**REQUIREMENTS:** Count every line that has the word "Федерации" in it; give no more than the number.

**Data entries:**
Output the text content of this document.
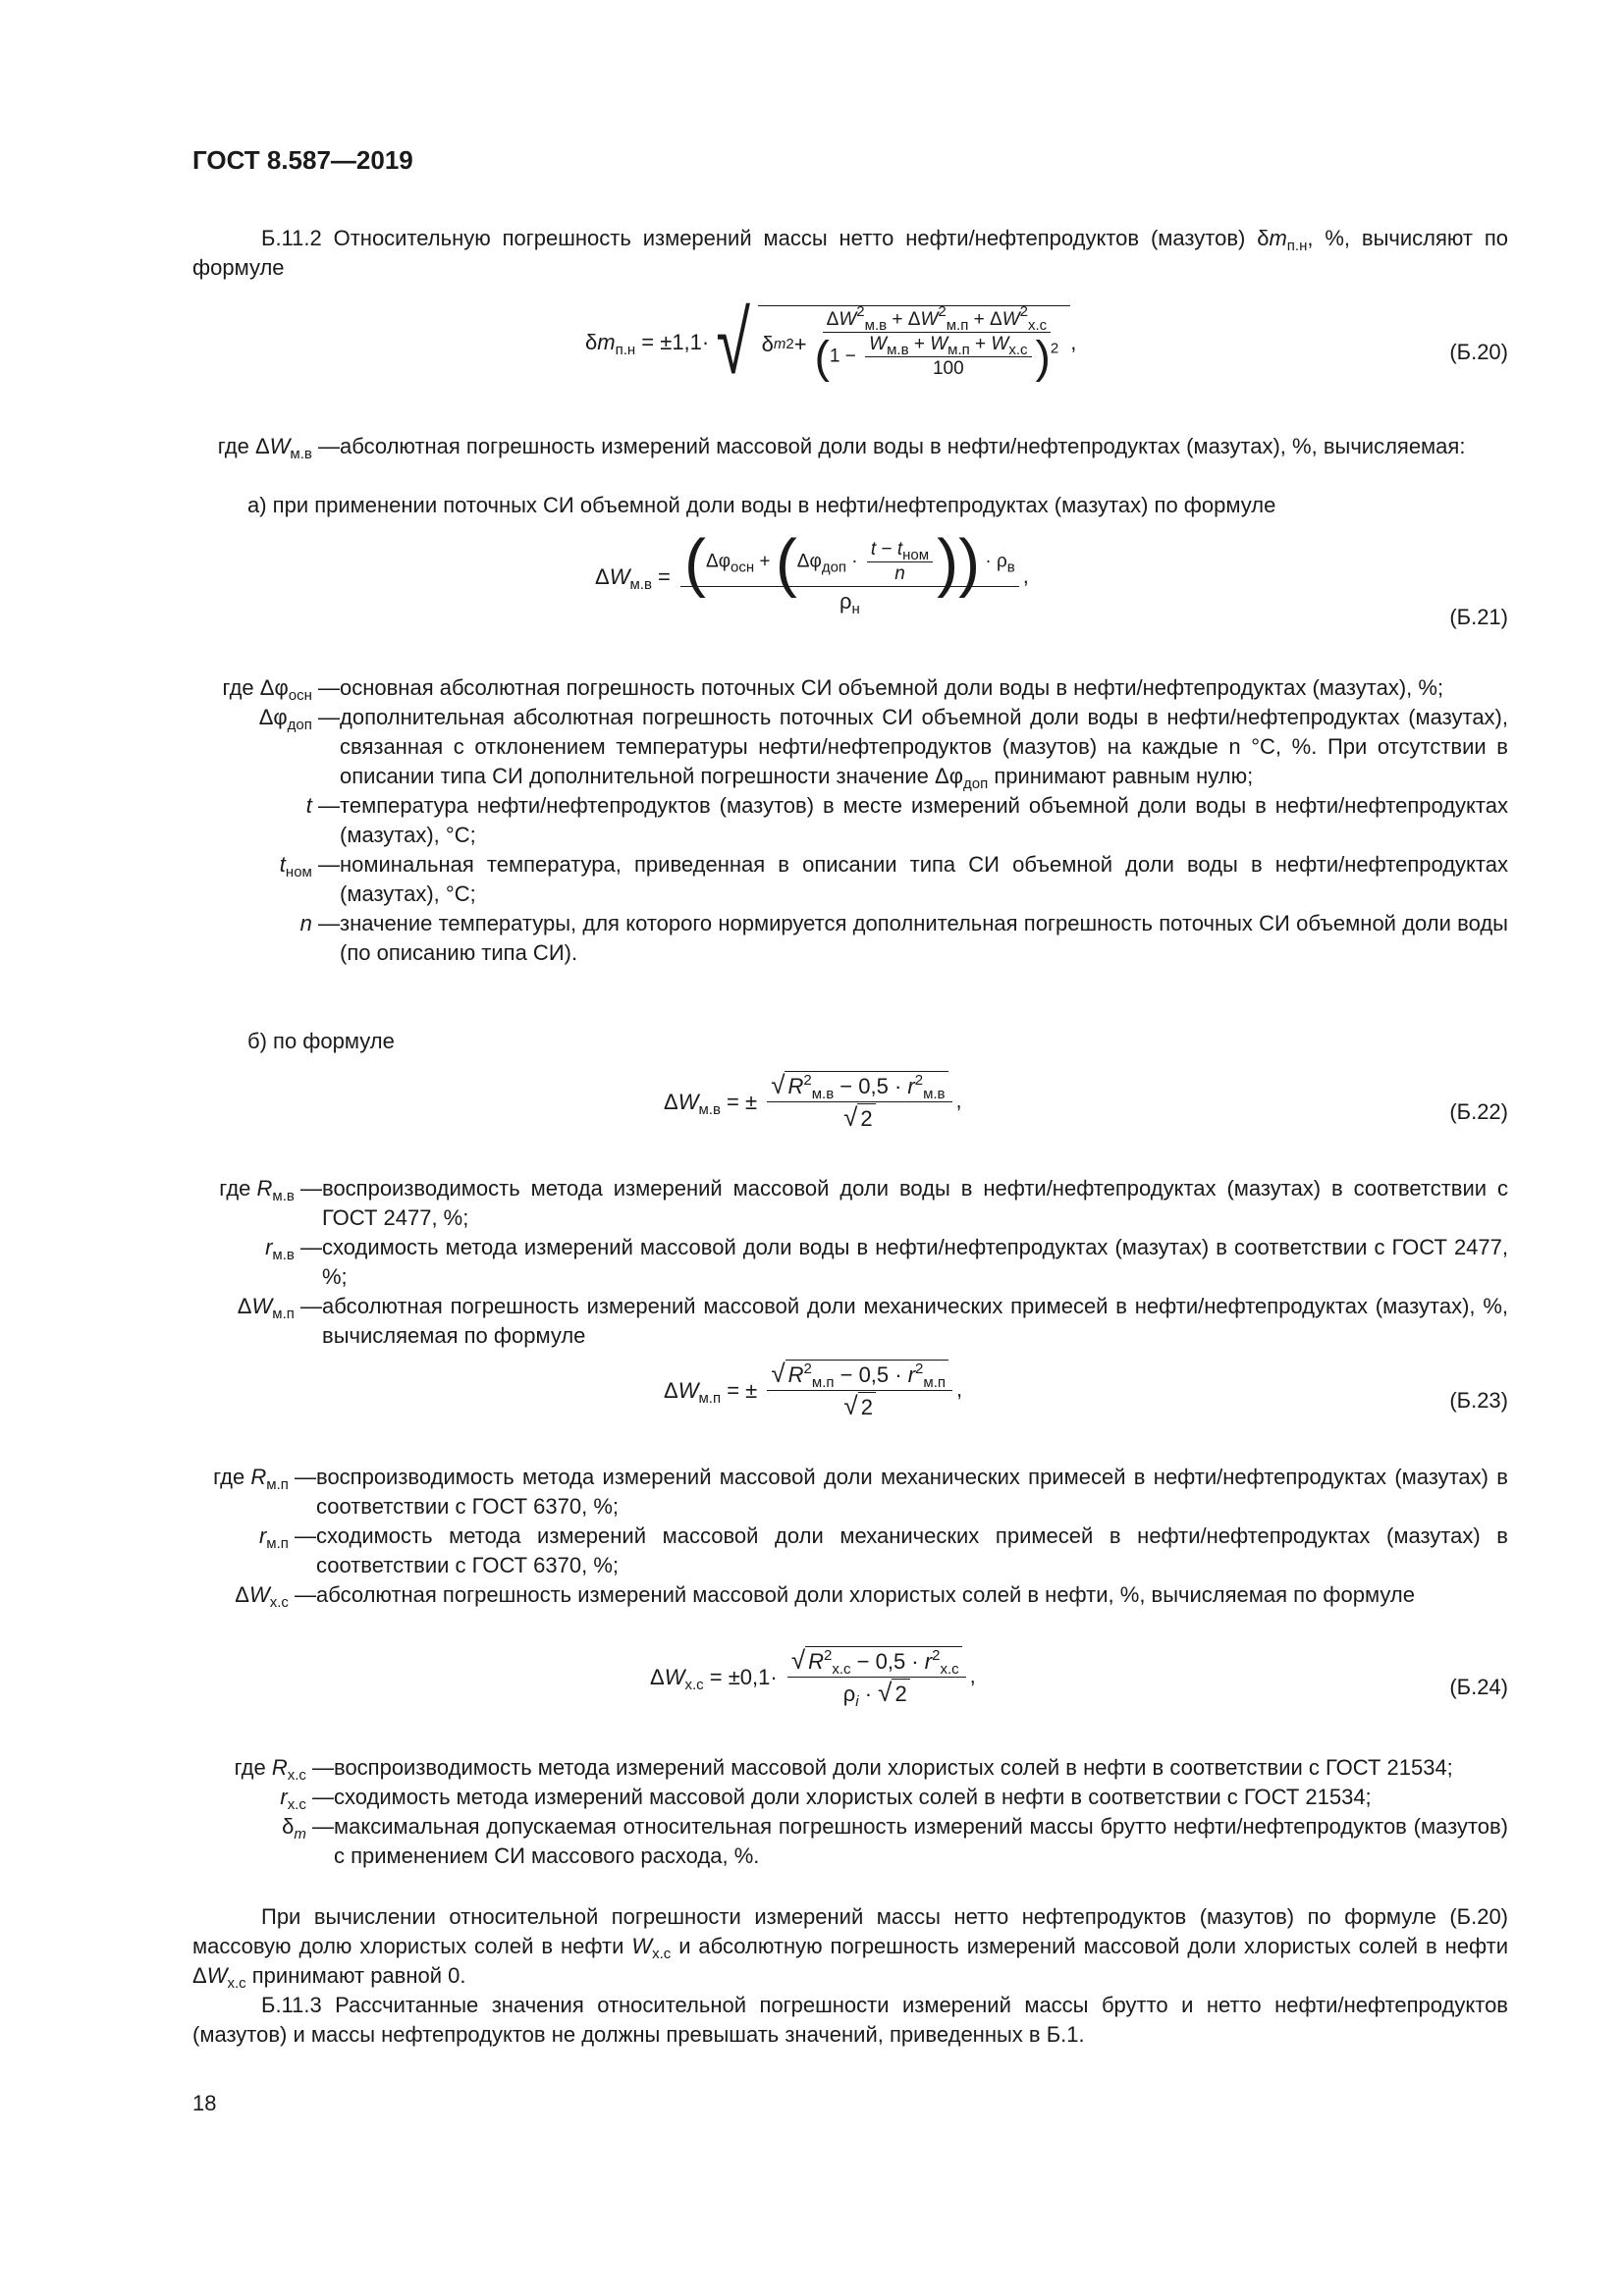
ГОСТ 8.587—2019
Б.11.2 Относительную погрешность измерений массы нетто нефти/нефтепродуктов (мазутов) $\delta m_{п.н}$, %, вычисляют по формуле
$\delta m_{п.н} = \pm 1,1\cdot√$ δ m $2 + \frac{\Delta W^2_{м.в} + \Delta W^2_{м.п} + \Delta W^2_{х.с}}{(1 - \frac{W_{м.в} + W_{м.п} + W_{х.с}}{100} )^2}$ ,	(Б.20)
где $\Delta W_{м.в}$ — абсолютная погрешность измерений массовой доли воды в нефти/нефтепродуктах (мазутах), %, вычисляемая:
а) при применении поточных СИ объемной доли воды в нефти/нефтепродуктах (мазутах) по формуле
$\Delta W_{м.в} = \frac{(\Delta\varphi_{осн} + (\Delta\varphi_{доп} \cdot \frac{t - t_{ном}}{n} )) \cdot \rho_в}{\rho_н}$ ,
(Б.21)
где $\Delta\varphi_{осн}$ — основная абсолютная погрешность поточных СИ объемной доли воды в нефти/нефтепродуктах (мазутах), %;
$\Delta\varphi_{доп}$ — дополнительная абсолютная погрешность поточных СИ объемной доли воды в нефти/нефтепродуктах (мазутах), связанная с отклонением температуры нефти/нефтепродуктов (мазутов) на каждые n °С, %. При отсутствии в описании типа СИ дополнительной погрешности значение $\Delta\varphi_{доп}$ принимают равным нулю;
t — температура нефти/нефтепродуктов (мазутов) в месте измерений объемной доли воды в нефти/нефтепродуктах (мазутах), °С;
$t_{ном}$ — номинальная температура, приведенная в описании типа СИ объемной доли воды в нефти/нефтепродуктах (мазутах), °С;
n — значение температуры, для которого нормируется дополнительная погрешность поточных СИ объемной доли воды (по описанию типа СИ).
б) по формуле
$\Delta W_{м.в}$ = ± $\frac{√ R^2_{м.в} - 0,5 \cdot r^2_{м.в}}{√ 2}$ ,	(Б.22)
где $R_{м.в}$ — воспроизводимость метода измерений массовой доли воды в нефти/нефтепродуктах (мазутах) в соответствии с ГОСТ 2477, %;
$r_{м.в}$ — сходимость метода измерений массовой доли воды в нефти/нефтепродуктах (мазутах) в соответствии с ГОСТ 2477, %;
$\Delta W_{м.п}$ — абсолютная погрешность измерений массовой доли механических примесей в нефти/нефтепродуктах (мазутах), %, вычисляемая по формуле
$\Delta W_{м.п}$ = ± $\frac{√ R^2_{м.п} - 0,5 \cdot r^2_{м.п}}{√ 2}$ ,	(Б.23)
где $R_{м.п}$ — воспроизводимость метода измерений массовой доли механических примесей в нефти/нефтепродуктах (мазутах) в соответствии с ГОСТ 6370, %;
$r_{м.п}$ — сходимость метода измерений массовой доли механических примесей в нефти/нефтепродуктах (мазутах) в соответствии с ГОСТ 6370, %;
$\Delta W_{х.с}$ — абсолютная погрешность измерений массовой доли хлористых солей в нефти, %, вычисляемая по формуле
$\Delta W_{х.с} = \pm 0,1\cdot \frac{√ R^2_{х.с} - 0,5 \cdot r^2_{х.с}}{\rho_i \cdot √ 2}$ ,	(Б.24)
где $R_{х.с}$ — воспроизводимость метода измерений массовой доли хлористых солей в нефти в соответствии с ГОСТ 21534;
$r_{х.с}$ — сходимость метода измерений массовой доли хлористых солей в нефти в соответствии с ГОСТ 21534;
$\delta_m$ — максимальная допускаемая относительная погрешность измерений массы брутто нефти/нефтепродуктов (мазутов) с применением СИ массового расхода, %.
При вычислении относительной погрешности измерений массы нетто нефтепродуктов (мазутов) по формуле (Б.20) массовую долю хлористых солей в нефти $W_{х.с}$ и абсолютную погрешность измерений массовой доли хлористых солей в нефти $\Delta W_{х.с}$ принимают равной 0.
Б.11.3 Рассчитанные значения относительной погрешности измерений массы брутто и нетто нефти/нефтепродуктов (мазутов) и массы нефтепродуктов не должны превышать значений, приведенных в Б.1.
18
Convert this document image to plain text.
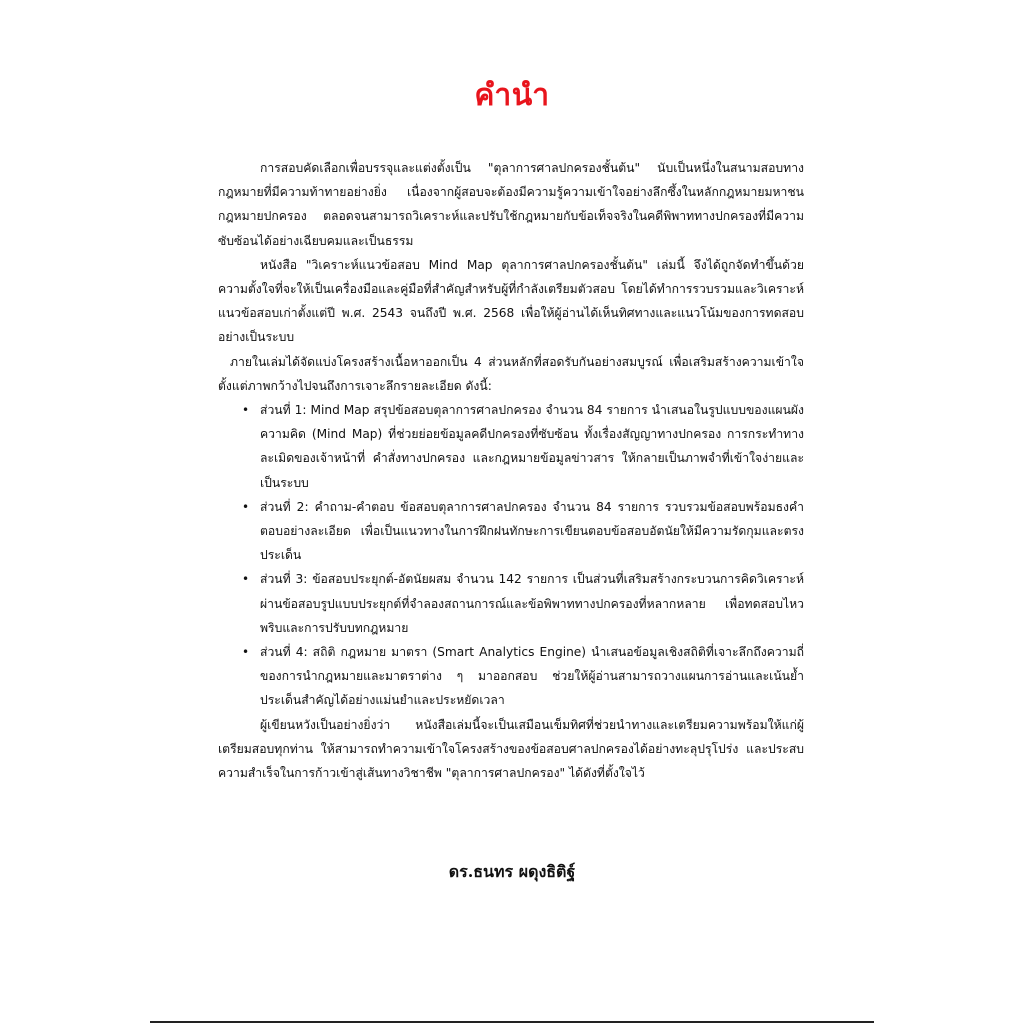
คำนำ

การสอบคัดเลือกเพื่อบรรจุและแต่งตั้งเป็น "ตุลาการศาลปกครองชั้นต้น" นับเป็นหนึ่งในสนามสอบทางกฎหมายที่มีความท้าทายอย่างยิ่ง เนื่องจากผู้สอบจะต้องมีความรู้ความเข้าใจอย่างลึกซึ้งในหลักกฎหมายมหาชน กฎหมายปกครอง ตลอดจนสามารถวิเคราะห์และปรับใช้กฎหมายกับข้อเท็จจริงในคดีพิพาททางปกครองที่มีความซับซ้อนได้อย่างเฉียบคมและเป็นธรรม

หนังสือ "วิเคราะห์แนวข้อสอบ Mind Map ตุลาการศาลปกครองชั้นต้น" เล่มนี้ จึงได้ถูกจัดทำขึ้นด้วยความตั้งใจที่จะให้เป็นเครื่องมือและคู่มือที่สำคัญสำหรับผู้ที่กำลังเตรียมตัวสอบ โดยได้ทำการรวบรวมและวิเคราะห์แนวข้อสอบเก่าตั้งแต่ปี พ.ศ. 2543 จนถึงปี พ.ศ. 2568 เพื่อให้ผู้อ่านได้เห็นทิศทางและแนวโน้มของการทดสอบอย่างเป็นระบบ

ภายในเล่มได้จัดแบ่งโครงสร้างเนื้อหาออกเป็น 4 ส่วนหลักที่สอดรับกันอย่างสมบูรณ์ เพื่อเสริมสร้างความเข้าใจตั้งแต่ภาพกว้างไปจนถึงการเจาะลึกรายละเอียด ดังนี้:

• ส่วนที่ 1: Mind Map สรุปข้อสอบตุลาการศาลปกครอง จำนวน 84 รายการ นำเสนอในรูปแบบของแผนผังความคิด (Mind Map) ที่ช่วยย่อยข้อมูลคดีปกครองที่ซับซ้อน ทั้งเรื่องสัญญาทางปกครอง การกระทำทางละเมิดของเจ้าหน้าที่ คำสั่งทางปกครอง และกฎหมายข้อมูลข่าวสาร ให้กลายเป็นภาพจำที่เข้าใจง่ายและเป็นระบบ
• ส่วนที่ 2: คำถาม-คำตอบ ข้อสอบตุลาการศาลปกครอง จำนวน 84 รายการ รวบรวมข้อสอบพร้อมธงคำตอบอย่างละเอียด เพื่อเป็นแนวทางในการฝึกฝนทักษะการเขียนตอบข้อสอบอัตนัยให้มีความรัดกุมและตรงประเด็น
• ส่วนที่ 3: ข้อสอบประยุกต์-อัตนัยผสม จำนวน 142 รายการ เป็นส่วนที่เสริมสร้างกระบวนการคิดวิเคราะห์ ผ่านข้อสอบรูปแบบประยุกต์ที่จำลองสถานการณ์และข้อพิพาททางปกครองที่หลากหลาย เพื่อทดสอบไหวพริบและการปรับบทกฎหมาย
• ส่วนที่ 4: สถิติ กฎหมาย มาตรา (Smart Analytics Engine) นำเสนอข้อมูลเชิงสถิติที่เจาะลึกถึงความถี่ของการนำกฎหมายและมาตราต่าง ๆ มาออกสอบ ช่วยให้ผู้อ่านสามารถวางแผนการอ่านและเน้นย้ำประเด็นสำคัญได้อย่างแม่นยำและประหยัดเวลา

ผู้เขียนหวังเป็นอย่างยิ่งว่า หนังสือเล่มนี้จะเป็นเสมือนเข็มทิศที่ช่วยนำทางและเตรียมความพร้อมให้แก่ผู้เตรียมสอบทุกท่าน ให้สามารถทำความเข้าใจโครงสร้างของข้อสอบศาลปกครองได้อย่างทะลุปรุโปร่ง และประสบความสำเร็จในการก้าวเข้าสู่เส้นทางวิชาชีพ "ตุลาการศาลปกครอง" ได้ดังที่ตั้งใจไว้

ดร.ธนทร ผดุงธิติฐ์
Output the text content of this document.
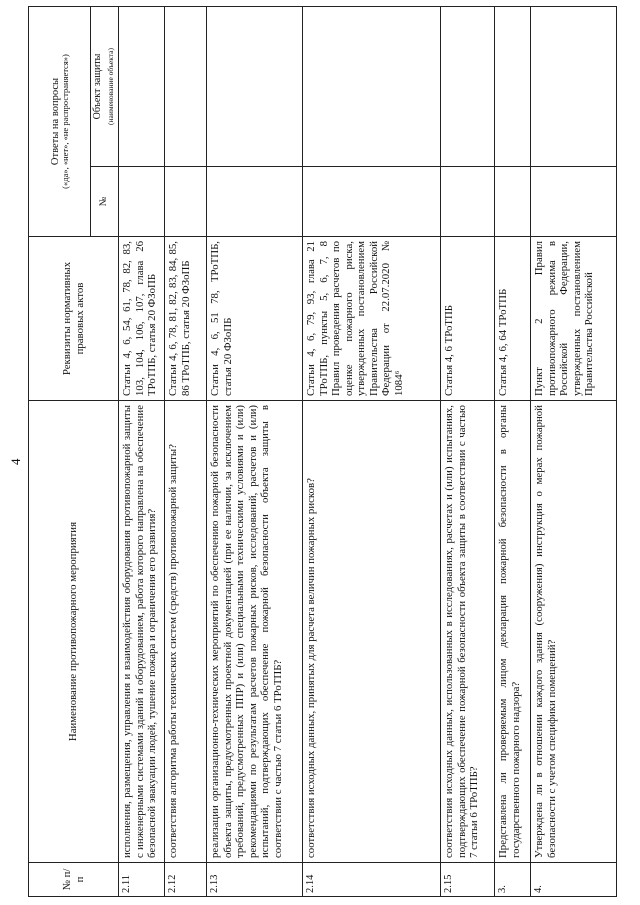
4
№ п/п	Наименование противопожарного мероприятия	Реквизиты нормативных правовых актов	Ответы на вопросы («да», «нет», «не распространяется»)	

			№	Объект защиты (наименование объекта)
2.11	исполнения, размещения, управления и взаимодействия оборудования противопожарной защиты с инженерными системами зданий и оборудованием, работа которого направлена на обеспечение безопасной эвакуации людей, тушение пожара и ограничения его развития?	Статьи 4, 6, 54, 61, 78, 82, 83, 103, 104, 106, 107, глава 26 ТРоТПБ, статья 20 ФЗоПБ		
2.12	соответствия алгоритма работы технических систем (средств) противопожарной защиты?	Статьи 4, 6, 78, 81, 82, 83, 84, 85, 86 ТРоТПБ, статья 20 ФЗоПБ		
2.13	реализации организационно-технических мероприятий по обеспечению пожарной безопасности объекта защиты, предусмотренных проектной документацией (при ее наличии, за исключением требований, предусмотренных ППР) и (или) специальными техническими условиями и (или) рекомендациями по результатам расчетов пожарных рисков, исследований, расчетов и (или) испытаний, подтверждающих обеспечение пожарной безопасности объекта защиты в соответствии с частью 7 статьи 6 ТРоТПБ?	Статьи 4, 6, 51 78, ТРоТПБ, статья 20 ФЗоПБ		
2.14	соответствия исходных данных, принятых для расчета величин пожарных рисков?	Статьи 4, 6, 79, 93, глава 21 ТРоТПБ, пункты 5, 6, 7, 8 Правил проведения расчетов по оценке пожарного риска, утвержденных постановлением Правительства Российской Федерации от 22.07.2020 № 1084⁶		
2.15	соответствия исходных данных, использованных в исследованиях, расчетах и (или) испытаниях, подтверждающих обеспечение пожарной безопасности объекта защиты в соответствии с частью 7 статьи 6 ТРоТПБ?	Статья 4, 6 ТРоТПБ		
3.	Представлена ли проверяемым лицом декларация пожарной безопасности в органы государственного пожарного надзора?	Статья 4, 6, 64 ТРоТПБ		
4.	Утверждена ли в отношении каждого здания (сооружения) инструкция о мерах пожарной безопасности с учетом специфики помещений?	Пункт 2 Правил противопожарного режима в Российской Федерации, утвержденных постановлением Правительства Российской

**ANSWER TO THE EXERCISE:** 2